Listing =>
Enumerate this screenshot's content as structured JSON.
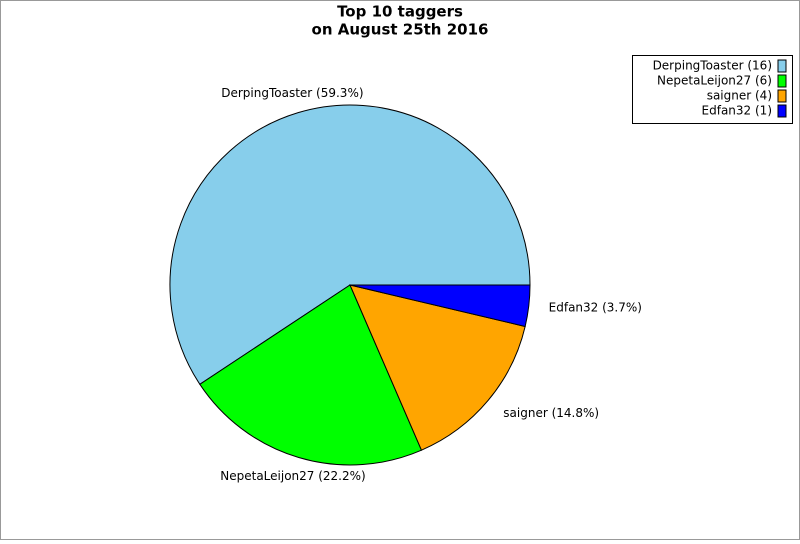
{
  "chart_data": {
    "type": "pie",
    "title": [
      "Top 10 taggers",
      "on August 25th 2016"
    ],
    "values": [
      59.3,
      22.2,
      14.8,
      3.7
    ],
    "value_labels": [
      "DerpingToaster (59.3%)",
      "NepetaLeijon27 (22.2%)",
      "saigner (14.8%)",
      "Edfan32 (3.7%)"
    ],
    "legend_labels": [
      "DerpingToaster (16)",
      "NepetaLeijon27 (6)",
      "saigner (4)",
      "Edfan32 (1)"
    ],
    "colors": [
      "#87ceeb",
      "#00ff00",
      "#ffa500",
      "#0000ff"
    ],
    "legend": "top-right"
  }
}
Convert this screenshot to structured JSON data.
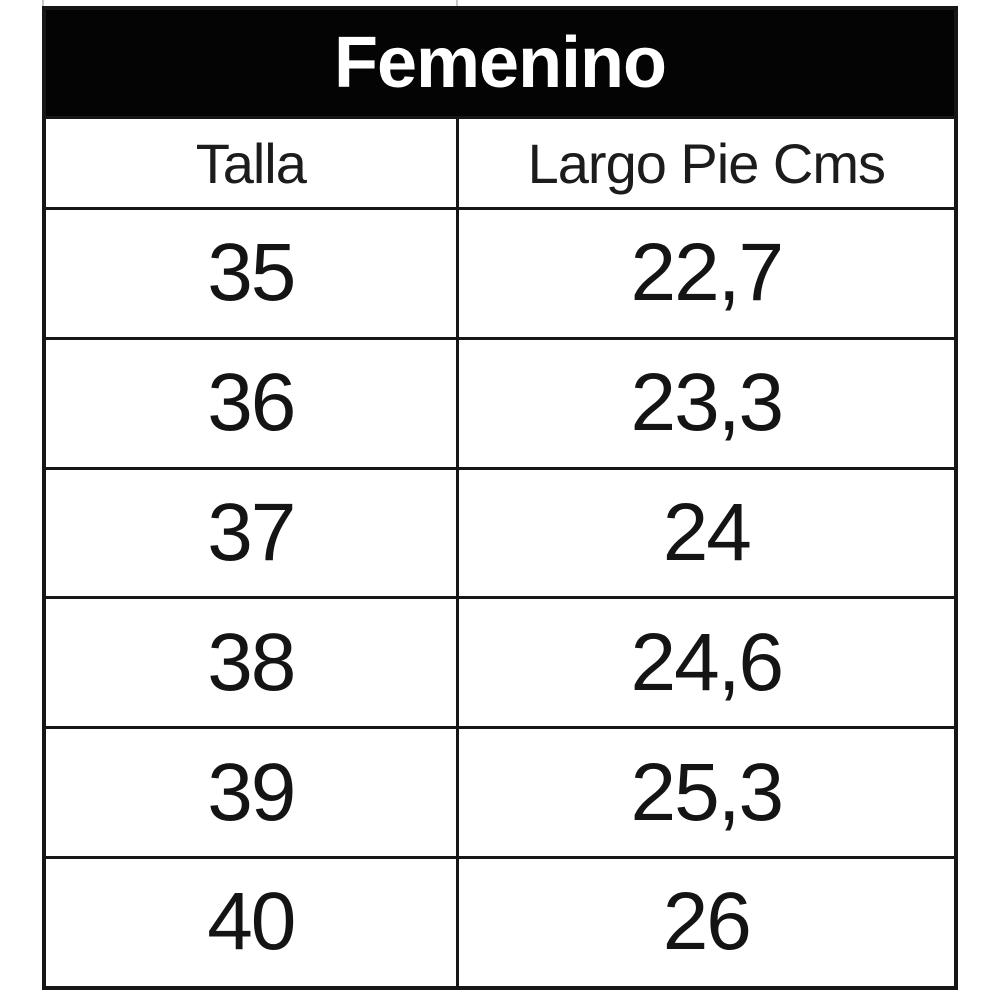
{
  "chart_data": {
    "type": "table",
    "title": "Femenino",
    "columns": [
      "Talla",
      "Largo Pie Cms"
    ],
    "rows": [
      [
        "35",
        "22,7"
      ],
      [
        "36",
        "23,3"
      ],
      [
        "37",
        "24"
      ],
      [
        "38",
        "24,6"
      ],
      [
        "39",
        "25,3"
      ],
      [
        "40",
        "26"
      ]
    ]
  },
  "colors": {
    "title_bg": "#040404",
    "title_text": "#ffffff",
    "border": "#161616",
    "cell_text": "#141414",
    "page_bg": "#ffffff"
  }
}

To do => Every line above should be repeated exactly; pictures stay out of the copy.

Task answer =>
Enumerate this screenshot's content as structured JSON.
{
  "chart_data": {
    "type": "pie",
    "title": [
      "Top 10 taggers",
      "on August 25th 2016"
    ],
    "values": [
      59.3,
      22.2,
      14.8,
      3.7
    ],
    "value_labels": [
      "DerpingToaster (59.3%)",
      "NepetaLeijon27 (22.2%)",
      "saigner (14.8%)",
      "Edfan32 (3.7%)"
    ],
    "legend_labels": [
      "DerpingToaster (16)",
      "NepetaLeijon27 (6)",
      "saigner (4)",
      "Edfan32 (1)"
    ],
    "colors": [
      "#87ceeb",
      "#00ff00",
      "#ffa500",
      "#0000ff"
    ],
    "legend": "top-right"
  }
}
Convert this screenshot to structured JSON data.
{
  "chart_data": {
    "type": "table",
    "title": "Femenino",
    "columns": [
      "Talla",
      "Largo Pie Cms"
    ],
    "rows": [
      [
        "35",
        "22,7"
      ],
      [
        "36",
        "23,3"
      ],
      [
        "37",
        "24"
      ],
      [
        "38",
        "24,6"
      ],
      [
        "39",
        "25,3"
      ],
      [
        "40",
        "26"
      ]
    ]
  },
  "colors": {
    "title_bg": "#040404",
    "title_text": "#ffffff",
    "border": "#161616",
    "cell_text": "#141414",
    "page_bg": "#ffffff"
  }
}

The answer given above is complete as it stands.